— Given problem —
How many lines of these entries include the string "image"? State the number alone.

Records

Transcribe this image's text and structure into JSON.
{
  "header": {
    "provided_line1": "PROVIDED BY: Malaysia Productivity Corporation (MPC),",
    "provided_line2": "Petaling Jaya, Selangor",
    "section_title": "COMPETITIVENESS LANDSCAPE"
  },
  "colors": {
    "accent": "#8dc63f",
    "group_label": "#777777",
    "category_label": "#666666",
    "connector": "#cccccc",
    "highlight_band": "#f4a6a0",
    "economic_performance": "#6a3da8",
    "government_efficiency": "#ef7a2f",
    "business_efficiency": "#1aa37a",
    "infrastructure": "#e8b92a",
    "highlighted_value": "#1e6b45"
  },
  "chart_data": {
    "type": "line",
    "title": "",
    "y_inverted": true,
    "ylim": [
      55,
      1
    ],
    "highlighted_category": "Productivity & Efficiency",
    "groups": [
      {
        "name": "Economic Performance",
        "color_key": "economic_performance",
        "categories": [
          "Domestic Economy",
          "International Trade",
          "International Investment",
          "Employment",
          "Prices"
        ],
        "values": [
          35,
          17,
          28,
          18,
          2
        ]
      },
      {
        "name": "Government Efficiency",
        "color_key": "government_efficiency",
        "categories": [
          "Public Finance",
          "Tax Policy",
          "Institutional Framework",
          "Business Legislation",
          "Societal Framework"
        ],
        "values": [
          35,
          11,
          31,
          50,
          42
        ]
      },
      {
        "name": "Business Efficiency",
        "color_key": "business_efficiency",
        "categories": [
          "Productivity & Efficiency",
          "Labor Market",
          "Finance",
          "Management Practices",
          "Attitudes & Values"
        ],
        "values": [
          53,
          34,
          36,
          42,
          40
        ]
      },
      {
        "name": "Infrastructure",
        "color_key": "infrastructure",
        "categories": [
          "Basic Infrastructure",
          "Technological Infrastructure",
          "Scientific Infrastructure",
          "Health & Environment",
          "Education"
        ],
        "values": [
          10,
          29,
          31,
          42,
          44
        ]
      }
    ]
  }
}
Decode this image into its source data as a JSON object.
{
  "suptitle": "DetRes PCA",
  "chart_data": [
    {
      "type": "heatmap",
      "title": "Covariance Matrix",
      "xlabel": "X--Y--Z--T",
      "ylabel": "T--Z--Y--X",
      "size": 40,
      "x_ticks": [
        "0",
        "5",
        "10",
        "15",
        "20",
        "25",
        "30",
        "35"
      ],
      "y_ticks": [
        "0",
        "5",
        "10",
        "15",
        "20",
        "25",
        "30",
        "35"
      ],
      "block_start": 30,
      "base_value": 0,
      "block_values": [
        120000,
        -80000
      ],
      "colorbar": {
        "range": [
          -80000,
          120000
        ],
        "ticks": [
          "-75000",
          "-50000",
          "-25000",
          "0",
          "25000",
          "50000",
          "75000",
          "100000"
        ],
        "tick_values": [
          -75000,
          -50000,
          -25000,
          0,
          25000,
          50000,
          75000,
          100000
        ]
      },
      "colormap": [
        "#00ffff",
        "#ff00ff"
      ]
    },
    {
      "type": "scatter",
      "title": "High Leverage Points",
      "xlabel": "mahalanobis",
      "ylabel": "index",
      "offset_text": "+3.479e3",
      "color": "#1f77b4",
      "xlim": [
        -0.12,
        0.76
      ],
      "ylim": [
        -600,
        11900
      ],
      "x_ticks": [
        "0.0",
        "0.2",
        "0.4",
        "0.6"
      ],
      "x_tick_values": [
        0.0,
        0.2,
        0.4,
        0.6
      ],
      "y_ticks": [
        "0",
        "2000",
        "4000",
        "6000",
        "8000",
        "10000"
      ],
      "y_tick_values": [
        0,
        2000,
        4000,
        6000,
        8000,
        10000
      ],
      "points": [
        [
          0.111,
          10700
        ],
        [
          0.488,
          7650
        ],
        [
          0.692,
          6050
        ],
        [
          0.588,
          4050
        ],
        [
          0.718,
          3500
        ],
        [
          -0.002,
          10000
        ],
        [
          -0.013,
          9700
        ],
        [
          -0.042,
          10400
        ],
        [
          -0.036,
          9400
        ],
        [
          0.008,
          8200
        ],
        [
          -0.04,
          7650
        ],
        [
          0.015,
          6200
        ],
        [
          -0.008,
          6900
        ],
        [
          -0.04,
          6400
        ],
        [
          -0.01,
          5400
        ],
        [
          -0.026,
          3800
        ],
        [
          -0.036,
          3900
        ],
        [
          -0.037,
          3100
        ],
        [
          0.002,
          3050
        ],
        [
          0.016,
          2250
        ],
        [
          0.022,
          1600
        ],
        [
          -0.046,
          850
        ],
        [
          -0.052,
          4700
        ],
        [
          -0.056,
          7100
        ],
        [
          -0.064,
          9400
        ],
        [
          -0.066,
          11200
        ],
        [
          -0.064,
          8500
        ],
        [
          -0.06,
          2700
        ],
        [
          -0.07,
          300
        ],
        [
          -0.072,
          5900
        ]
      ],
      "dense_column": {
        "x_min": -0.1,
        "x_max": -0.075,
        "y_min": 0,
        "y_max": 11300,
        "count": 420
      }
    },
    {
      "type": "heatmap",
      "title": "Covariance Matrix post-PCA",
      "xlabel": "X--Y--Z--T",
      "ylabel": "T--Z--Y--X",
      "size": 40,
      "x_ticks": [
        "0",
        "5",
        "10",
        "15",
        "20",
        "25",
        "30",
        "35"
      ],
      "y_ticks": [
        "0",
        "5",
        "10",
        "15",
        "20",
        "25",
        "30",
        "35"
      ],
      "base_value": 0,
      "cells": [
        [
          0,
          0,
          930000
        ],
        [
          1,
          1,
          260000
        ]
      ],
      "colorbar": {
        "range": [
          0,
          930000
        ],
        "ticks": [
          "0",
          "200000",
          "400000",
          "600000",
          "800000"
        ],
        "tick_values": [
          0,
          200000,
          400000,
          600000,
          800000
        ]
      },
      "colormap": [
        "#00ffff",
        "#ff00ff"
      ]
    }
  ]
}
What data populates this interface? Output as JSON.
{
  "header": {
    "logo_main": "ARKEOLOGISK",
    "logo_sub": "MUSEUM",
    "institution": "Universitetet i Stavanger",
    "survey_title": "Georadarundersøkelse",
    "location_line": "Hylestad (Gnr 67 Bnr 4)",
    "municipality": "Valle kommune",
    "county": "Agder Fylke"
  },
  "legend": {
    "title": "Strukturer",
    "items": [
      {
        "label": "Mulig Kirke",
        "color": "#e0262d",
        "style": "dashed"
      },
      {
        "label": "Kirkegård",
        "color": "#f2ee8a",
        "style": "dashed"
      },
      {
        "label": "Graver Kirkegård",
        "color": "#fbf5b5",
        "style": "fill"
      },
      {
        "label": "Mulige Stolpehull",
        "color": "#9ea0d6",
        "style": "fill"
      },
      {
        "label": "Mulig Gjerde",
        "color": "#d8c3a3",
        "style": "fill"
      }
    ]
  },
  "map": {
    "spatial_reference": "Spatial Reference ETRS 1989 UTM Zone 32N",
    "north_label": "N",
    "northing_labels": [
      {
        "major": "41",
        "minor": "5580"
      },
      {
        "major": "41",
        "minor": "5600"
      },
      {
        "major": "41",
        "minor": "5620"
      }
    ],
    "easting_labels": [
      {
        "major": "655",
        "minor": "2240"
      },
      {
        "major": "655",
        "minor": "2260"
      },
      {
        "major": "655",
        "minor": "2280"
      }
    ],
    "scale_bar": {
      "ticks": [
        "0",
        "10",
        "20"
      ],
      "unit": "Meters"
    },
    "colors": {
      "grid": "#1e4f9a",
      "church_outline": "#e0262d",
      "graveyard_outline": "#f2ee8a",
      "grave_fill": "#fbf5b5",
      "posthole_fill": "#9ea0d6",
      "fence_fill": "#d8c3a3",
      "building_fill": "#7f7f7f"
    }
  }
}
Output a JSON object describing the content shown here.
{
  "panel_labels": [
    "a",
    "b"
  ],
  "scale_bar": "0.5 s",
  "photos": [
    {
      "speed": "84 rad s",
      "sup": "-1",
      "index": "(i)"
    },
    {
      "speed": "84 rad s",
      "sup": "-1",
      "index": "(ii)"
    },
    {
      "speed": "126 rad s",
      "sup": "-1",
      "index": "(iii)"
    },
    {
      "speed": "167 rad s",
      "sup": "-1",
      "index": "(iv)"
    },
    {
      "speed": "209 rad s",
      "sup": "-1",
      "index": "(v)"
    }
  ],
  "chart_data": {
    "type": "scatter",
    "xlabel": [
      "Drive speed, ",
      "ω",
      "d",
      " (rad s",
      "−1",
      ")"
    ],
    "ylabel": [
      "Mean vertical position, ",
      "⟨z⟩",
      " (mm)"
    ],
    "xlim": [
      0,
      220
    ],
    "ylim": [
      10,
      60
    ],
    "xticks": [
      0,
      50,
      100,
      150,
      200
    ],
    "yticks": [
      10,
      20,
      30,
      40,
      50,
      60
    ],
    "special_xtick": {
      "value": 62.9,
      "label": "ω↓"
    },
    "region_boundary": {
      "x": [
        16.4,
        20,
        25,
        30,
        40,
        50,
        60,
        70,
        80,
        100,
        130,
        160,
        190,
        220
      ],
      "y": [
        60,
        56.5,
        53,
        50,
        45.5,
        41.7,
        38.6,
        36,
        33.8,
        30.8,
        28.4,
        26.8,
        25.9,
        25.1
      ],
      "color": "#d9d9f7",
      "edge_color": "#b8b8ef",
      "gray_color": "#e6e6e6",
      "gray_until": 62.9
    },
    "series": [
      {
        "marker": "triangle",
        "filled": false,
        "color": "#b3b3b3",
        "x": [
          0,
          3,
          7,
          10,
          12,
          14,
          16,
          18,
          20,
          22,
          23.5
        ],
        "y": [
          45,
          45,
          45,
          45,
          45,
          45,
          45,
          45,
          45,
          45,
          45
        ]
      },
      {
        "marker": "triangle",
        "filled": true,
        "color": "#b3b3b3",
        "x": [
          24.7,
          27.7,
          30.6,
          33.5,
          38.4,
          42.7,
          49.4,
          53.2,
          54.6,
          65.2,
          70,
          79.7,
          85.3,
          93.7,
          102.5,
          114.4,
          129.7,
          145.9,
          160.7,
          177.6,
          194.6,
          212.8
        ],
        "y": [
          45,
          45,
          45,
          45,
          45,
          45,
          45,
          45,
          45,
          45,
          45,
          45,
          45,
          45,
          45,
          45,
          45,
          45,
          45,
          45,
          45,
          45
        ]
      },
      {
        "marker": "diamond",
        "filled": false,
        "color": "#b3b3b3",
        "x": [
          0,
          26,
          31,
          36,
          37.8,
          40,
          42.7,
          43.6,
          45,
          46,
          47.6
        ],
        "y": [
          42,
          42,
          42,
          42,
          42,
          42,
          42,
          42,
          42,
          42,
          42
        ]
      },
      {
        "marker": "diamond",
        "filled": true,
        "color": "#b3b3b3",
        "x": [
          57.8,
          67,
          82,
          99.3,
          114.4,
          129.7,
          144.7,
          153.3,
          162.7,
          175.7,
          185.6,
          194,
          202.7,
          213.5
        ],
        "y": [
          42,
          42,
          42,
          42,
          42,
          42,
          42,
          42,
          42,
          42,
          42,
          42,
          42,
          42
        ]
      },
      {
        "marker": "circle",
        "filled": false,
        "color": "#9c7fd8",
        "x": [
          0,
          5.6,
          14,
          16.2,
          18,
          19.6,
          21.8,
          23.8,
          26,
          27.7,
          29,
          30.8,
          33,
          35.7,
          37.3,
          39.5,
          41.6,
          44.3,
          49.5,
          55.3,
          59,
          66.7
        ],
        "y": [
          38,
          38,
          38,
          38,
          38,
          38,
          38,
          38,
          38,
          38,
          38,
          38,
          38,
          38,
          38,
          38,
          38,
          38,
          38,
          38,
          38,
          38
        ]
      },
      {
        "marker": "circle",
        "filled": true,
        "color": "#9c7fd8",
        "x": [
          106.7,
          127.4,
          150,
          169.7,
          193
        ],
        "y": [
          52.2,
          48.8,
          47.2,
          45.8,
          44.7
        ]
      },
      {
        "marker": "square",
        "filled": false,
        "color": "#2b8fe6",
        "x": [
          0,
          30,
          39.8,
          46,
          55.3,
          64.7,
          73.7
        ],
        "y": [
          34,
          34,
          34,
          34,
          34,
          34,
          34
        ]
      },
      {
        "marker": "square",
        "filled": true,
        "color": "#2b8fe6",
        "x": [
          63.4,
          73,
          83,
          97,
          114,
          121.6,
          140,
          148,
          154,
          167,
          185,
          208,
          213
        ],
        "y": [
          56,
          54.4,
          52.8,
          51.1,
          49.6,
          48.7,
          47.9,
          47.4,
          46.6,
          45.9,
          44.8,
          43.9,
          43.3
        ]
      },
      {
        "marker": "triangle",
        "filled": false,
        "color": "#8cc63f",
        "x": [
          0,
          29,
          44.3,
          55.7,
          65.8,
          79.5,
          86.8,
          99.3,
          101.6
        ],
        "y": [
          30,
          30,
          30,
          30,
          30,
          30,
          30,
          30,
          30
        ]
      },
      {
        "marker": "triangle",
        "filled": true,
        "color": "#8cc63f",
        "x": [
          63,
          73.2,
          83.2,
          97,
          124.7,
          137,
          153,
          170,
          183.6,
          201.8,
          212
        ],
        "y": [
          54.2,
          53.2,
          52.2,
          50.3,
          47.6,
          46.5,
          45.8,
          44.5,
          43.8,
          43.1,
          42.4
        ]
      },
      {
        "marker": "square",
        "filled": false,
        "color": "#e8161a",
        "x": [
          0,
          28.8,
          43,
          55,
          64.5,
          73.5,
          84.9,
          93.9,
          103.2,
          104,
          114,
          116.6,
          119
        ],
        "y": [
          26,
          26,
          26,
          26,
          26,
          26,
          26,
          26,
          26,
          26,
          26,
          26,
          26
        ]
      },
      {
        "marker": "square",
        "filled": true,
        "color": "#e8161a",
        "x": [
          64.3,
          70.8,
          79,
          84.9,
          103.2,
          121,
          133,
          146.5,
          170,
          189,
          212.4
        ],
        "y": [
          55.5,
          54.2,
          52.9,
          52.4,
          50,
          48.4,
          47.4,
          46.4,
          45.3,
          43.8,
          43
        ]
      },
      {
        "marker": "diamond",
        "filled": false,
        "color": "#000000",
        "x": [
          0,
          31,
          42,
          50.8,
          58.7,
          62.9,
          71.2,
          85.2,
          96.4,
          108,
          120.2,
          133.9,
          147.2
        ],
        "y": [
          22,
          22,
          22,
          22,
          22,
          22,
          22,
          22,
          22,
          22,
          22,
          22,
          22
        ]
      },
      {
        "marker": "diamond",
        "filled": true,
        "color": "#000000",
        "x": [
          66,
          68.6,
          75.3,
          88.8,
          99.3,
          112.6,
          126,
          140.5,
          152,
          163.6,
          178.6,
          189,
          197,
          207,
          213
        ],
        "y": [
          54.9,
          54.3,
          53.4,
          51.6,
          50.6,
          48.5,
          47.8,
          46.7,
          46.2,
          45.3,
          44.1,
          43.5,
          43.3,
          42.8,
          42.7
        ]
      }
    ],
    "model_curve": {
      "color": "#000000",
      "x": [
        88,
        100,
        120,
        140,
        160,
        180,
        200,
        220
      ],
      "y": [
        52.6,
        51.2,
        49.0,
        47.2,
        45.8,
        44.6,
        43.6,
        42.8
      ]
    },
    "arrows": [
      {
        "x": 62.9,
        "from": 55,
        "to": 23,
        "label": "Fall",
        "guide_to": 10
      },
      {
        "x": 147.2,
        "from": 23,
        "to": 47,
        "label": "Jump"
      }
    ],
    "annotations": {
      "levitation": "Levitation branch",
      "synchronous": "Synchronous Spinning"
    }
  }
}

— Task response —
2